TASK REQUIREMENTS: Write each line out again exactly as written.

## start RECORDS FOR THE EXERCISE

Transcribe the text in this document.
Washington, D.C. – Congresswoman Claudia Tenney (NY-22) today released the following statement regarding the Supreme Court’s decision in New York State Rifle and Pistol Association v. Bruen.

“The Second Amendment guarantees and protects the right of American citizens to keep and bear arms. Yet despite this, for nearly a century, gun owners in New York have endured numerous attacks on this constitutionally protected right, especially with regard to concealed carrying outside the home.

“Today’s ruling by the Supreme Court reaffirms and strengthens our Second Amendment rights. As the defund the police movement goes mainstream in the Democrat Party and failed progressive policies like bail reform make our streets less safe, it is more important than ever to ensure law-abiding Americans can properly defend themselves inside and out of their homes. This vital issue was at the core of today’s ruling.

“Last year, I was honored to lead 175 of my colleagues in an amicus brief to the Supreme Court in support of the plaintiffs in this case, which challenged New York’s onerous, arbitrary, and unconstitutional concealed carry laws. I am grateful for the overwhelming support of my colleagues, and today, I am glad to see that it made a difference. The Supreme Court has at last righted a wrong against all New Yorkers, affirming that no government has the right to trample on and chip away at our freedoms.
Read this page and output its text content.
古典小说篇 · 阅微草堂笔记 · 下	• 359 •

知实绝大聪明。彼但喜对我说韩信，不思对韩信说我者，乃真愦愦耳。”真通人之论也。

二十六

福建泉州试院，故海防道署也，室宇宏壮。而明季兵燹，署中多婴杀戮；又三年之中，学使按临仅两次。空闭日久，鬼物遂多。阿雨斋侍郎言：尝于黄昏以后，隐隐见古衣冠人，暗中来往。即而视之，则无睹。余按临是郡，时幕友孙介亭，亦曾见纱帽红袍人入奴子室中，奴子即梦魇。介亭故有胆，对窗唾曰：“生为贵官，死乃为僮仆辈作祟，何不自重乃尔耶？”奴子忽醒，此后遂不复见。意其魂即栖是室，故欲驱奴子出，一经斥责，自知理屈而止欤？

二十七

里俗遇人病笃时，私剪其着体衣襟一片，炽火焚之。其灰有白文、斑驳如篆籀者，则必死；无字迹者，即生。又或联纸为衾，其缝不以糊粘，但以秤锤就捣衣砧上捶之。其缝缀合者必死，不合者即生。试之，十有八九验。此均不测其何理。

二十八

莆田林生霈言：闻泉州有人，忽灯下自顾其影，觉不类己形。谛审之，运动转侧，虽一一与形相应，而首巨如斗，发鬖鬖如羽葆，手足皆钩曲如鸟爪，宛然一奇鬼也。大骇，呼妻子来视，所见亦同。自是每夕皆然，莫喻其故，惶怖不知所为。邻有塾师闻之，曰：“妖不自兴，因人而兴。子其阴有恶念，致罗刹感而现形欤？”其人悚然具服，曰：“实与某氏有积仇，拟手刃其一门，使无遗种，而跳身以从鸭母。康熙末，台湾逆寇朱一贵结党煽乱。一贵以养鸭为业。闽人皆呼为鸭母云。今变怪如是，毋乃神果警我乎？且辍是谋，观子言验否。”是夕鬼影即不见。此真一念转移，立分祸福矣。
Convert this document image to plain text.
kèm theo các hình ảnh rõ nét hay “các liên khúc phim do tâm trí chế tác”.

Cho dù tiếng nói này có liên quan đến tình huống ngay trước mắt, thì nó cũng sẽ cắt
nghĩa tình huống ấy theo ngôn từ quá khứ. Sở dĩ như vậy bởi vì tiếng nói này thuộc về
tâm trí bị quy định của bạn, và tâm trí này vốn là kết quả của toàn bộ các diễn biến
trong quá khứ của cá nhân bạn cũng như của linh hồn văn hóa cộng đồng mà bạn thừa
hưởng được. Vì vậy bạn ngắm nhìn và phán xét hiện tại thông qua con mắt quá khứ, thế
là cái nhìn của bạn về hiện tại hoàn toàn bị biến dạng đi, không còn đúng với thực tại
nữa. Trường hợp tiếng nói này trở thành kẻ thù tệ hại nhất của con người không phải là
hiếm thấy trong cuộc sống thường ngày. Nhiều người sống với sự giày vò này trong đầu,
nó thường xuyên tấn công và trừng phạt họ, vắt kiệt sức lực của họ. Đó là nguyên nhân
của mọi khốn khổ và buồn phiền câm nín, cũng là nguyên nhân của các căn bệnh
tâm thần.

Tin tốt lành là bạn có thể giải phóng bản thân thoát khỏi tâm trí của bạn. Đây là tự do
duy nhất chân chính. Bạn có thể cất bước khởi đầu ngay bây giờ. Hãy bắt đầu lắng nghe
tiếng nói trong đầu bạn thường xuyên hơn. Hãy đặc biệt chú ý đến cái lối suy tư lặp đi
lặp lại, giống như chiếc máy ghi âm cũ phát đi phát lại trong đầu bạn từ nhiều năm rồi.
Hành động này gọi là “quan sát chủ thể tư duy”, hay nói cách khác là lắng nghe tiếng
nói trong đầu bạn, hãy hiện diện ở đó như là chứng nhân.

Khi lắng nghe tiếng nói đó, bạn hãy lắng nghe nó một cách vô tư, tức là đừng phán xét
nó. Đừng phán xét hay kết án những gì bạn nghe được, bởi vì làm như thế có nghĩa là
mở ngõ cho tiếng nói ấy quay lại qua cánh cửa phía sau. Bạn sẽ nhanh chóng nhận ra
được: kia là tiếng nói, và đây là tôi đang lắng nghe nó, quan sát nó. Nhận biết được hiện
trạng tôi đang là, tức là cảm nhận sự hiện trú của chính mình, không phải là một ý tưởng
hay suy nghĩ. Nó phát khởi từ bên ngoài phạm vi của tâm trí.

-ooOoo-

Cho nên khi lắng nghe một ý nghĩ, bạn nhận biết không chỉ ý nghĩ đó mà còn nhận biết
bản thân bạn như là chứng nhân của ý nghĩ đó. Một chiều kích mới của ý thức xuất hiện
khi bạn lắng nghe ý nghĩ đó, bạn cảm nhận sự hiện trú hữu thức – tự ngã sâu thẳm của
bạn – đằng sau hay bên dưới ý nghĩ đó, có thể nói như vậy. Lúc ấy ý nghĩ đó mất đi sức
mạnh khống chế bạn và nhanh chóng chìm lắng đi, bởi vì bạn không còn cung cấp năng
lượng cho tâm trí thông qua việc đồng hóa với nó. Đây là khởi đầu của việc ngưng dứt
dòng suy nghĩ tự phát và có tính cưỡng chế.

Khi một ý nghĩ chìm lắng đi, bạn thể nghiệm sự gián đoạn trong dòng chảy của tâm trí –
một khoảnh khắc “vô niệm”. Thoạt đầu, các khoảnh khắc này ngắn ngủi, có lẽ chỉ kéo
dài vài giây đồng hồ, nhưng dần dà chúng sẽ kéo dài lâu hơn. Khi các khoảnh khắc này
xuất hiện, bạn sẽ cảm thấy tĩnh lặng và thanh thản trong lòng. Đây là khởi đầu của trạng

## end RECORDS FOR THE EXERCISE

FULL ANSWER:
Transcribe the text in this document.
Washington, D.C. – Congresswoman Claudia Tenney (NY-22) today released the following statement regarding the Supreme Court’s decision in New York State Rifle and Pistol Association v. Bruen.

“The Second Amendment guarantees and protects the right of American citizens to keep and bear arms. Yet despite this, for nearly a century, gun owners in New York have endured numerous attacks on this constitutionally protected right, especially with regard to concealed carrying outside the home.

“Today’s ruling by the Supreme Court reaffirms and strengthens our Second Amendment rights. As the defund the police movement goes mainstream in the Democrat Party and failed progressive policies like bail reform make our streets less safe, it is more important than ever to ensure law-abiding Americans can properly defend themselves inside and out of their homes. This vital issue was at the core of today’s ruling.

“Last year, I was honored to lead 175 of my colleagues in an amicus brief to the Supreme Court in support of the plaintiffs in this case, which challenged New York’s onerous, arbitrary, and unconstitutional concealed carry laws. I am grateful for the overwhelming support of my colleagues, and today, I am glad to see that it made a difference. The Supreme Court has at last righted a wrong against all New Yorkers, affirming that no government has the right to trample on and chip away at our freedoms.
Read this page and output its text content.
古典小说篇 · 阅微草堂笔记 · 下	• 359 •

知实绝大聪明。彼但喜对我说韩信，不思对韩信说我者，乃真愦愦耳。”真通人之论也。

二十六

福建泉州试院，故海防道署也，室宇宏壮。而明季兵燹，署中多婴杀戮；又三年之中，学使按临仅两次。空闭日久，鬼物遂多。阿雨斋侍郎言：尝于黄昏以后，隐隐见古衣冠人，暗中来往。即而视之，则无睹。余按临是郡，时幕友孙介亭，亦曾见纱帽红袍人入奴子室中，奴子即梦魇。介亭故有胆，对窗唾曰：“生为贵官，死乃为僮仆辈作祟，何不自重乃尔耶？”奴子忽醒，此后遂不复见。意其魂即栖是室，故欲驱奴子出，一经斥责，自知理屈而止欤？

二十七

里俗遇人病笃时，私剪其着体衣襟一片，炽火焚之。其灰有白文、斑驳如篆籀者，则必死；无字迹者，即生。又或联纸为衾，其缝不以糊粘，但以秤锤就捣衣砧上捶之。其缝缀合者必死，不合者即生。试之，十有八九验。此均不测其何理。

二十八

莆田林生霈言：闻泉州有人，忽灯下自顾其影，觉不类己形。谛审之，运动转侧，虽一一与形相应，而首巨如斗，发鬖鬖如羽葆，手足皆钩曲如鸟爪，宛然一奇鬼也。大骇，呼妻子来视，所见亦同。自是每夕皆然，莫喻其故，惶怖不知所为。邻有塾师闻之，曰：“妖不自兴，因人而兴。子其阴有恶念，致罗刹感而现形欤？”其人悚然具服，曰：“实与某氏有积仇，拟手刃其一门，使无遗种，而跳身以从鸭母。康熙末，台湾逆寇朱一贵结党煽乱。一贵以养鸭为业。闽人皆呼为鸭母云。今变怪如是，毋乃神果警我乎？且辍是谋，观子言验否。”是夕鬼影即不见。此真一念转移，立分祸福矣。
Convert this document image to plain text.
kèm theo các hình ảnh rõ nét hay “các liên khúc phim do tâm trí chế tác”.

Cho dù tiếng nói này có liên quan đến tình huống ngay trước mắt, thì nó cũng sẽ cắt
nghĩa tình huống ấy theo ngôn từ quá khứ. Sở dĩ như vậy bởi vì tiếng nói này thuộc về
tâm trí bị quy định của bạn, và tâm trí này vốn là kết quả của toàn bộ các diễn biến
trong quá khứ của cá nhân bạn cũng như của linh hồn văn hóa cộng đồng mà bạn thừa
hưởng được. Vì vậy bạn ngắm nhìn và phán xét hiện tại thông qua con mắt quá khứ, thế
là cái nhìn của bạn về hiện tại hoàn toàn bị biến dạng đi, không còn đúng với thực tại
nữa. Trường hợp tiếng nói này trở thành kẻ thù tệ hại nhất của con người không phải là
hiếm thấy trong cuộc sống thường ngày. Nhiều người sống với sự giày vò này trong đầu,
nó thường xuyên tấn công và trừng phạt họ, vắt kiệt sức lực của họ. Đó là nguyên nhân
của mọi khốn khổ và buồn phiền câm nín, cũng là nguyên nhân của các căn bệnh
tâm thần.

Tin tốt lành là bạn có thể giải phóng bản thân thoát khỏi tâm trí của bạn. Đây là tự do
duy nhất chân chính. Bạn có thể cất bước khởi đầu ngay bây giờ. Hãy bắt đầu lắng nghe
tiếng nói trong đầu bạn thường xuyên hơn. Hãy đặc biệt chú ý đến cái lối suy tư lặp đi
lặp lại, giống như chiếc máy ghi âm cũ phát đi phát lại trong đầu bạn từ nhiều năm rồi.
Hành động này gọi là “quan sát chủ thể tư duy”, hay nói cách khác là lắng nghe tiếng
nói trong đầu bạn, hãy hiện diện ở đó như là chứng nhân.

Khi lắng nghe tiếng nói đó, bạn hãy lắng nghe nó một cách vô tư, tức là đừng phán xét
nó. Đừng phán xét hay kết án những gì bạn nghe được, bởi vì làm như thế có nghĩa là
mở ngõ cho tiếng nói ấy quay lại qua cánh cửa phía sau. Bạn sẽ nhanh chóng nhận ra
được: kia là tiếng nói, và đây là tôi đang lắng nghe nó, quan sát nó. Nhận biết được hiện
trạng tôi đang là, tức là cảm nhận sự hiện trú của chính mình, không phải là một ý tưởng
hay suy nghĩ. Nó phát khởi từ bên ngoài phạm vi của tâm trí.

-ooOoo-

Cho nên khi lắng nghe một ý nghĩ, bạn nhận biết không chỉ ý nghĩ đó mà còn nhận biết
bản thân bạn như là chứng nhân của ý nghĩ đó. Một chiều kích mới của ý thức xuất hiện
khi bạn lắng nghe ý nghĩ đó, bạn cảm nhận sự hiện trú hữu thức – tự ngã sâu thẳm của
bạn – đằng sau hay bên dưới ý nghĩ đó, có thể nói như vậy. Lúc ấy ý nghĩ đó mất đi sức
mạnh khống chế bạn và nhanh chóng chìm lắng đi, bởi vì bạn không còn cung cấp năng
lượng cho tâm trí thông qua việc đồng hóa với nó. Đây là khởi đầu của việc ngưng dứt
dòng suy nghĩ tự phát và có tính cưỡng chế.

Khi một ý nghĩ chìm lắng đi, bạn thể nghiệm sự gián đoạn trong dòng chảy của tâm trí –
một khoảnh khắc “vô niệm”. Thoạt đầu, các khoảnh khắc này ngắn ngủi, có lẽ chỉ kéo
dài vài giây đồng hồ, nhưng dần dà chúng sẽ kéo dài lâu hơn. Khi các khoảnh khắc này
xuất hiện, bạn sẽ cảm thấy tĩnh lặng và thanh thản trong lòng. Đây là khởi đầu của trạng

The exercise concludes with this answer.